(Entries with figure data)
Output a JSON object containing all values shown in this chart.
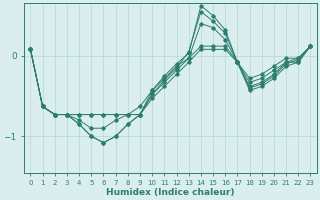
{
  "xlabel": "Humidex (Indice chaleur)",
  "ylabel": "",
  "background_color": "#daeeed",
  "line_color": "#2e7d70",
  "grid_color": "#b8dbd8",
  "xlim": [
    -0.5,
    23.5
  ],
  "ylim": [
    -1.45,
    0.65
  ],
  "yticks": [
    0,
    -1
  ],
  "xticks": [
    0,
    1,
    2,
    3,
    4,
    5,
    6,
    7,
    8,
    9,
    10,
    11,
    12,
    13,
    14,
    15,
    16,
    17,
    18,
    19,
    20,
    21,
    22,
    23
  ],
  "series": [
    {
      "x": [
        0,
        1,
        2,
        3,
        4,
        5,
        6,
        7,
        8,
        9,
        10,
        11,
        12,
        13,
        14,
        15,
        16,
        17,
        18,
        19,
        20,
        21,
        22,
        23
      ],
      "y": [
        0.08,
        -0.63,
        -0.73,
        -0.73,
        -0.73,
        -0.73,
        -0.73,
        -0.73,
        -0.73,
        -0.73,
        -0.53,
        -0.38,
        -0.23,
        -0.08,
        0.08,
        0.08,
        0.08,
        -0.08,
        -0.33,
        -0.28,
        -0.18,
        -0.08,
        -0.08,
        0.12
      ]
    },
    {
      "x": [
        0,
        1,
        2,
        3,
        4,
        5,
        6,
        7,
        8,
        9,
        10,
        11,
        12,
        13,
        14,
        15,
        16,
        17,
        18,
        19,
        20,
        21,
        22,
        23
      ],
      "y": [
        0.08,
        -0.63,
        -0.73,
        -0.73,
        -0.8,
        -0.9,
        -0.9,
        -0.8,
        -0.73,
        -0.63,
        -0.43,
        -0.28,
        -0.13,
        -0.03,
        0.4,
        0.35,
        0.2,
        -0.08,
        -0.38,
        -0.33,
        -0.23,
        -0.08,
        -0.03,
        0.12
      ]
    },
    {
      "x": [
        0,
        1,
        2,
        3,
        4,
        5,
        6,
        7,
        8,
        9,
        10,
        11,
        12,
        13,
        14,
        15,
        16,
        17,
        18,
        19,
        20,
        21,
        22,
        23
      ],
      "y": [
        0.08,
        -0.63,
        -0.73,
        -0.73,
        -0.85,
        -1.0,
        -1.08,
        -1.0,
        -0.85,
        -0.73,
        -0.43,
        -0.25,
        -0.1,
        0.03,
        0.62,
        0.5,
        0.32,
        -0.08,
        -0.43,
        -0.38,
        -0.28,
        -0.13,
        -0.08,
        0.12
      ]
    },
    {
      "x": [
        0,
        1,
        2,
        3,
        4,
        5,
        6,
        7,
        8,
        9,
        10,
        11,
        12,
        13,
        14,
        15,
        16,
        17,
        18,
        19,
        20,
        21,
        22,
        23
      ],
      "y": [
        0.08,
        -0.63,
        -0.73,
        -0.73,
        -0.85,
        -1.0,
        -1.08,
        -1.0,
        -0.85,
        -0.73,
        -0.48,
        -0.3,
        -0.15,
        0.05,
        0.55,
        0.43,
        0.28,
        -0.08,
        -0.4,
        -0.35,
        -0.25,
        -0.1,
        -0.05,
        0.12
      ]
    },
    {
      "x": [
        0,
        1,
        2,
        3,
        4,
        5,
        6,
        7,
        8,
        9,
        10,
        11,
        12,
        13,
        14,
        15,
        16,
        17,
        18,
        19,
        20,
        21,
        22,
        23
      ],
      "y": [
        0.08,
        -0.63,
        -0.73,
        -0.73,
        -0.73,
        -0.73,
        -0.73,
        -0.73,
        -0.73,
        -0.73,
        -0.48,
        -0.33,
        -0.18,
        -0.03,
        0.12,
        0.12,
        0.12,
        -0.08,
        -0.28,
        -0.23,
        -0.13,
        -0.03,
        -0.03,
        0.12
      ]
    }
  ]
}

| Your goal |
Repeat the listing in full and exactly. Do not include any images.

| Problem solution |
Output a JSON object containing all values shown in this chart.
{
  "xlabel": "Humidex (Indice chaleur)",
  "ylabel": "",
  "background_color": "#daeeed",
  "line_color": "#2e7d70",
  "grid_color": "#b8dbd8",
  "xlim": [
    -0.5,
    23.5
  ],
  "ylim": [
    -1.45,
    0.65
  ],
  "yticks": [
    0,
    -1
  ],
  "xticks": [
    0,
    1,
    2,
    3,
    4,
    5,
    6,
    7,
    8,
    9,
    10,
    11,
    12,
    13,
    14,
    15,
    16,
    17,
    18,
    19,
    20,
    21,
    22,
    23
  ],
  "series": [
    {
      "x": [
        0,
        1,
        2,
        3,
        4,
        5,
        6,
        7,
        8,
        9,
        10,
        11,
        12,
        13,
        14,
        15,
        16,
        17,
        18,
        19,
        20,
        21,
        22,
        23
      ],
      "y": [
        0.08,
        -0.63,
        -0.73,
        -0.73,
        -0.73,
        -0.73,
        -0.73,
        -0.73,
        -0.73,
        -0.73,
        -0.53,
        -0.38,
        -0.23,
        -0.08,
        0.08,
        0.08,
        0.08,
        -0.08,
        -0.33,
        -0.28,
        -0.18,
        -0.08,
        -0.08,
        0.12
      ]
    },
    {
      "x": [
        0,
        1,
        2,
        3,
        4,
        5,
        6,
        7,
        8,
        9,
        10,
        11,
        12,
        13,
        14,
        15,
        16,
        17,
        18,
        19,
        20,
        21,
        22,
        23
      ],
      "y": [
        0.08,
        -0.63,
        -0.73,
        -0.73,
        -0.8,
        -0.9,
        -0.9,
        -0.8,
        -0.73,
        -0.63,
        -0.43,
        -0.28,
        -0.13,
        -0.03,
        0.4,
        0.35,
        0.2,
        -0.08,
        -0.38,
        -0.33,
        -0.23,
        -0.08,
        -0.03,
        0.12
      ]
    },
    {
      "x": [
        0,
        1,
        2,
        3,
        4,
        5,
        6,
        7,
        8,
        9,
        10,
        11,
        12,
        13,
        14,
        15,
        16,
        17,
        18,
        19,
        20,
        21,
        22,
        23
      ],
      "y": [
        0.08,
        -0.63,
        -0.73,
        -0.73,
        -0.85,
        -1.0,
        -1.08,
        -1.0,
        -0.85,
        -0.73,
        -0.43,
        -0.25,
        -0.1,
        0.03,
        0.62,
        0.5,
        0.32,
        -0.08,
        -0.43,
        -0.38,
        -0.28,
        -0.13,
        -0.08,
        0.12
      ]
    },
    {
      "x": [
        0,
        1,
        2,
        3,
        4,
        5,
        6,
        7,
        8,
        9,
        10,
        11,
        12,
        13,
        14,
        15,
        16,
        17,
        18,
        19,
        20,
        21,
        22,
        23
      ],
      "y": [
        0.08,
        -0.63,
        -0.73,
        -0.73,
        -0.85,
        -1.0,
        -1.08,
        -1.0,
        -0.85,
        -0.73,
        -0.48,
        -0.3,
        -0.15,
        0.05,
        0.55,
        0.43,
        0.28,
        -0.08,
        -0.4,
        -0.35,
        -0.25,
        -0.1,
        -0.05,
        0.12
      ]
    },
    {
      "x": [
        0,
        1,
        2,
        3,
        4,
        5,
        6,
        7,
        8,
        9,
        10,
        11,
        12,
        13,
        14,
        15,
        16,
        17,
        18,
        19,
        20,
        21,
        22,
        23
      ],
      "y": [
        0.08,
        -0.63,
        -0.73,
        -0.73,
        -0.73,
        -0.73,
        -0.73,
        -0.73,
        -0.73,
        -0.73,
        -0.48,
        -0.33,
        -0.18,
        -0.03,
        0.12,
        0.12,
        0.12,
        -0.08,
        -0.28,
        -0.23,
        -0.13,
        -0.03,
        -0.03,
        0.12
      ]
    }
  ]
}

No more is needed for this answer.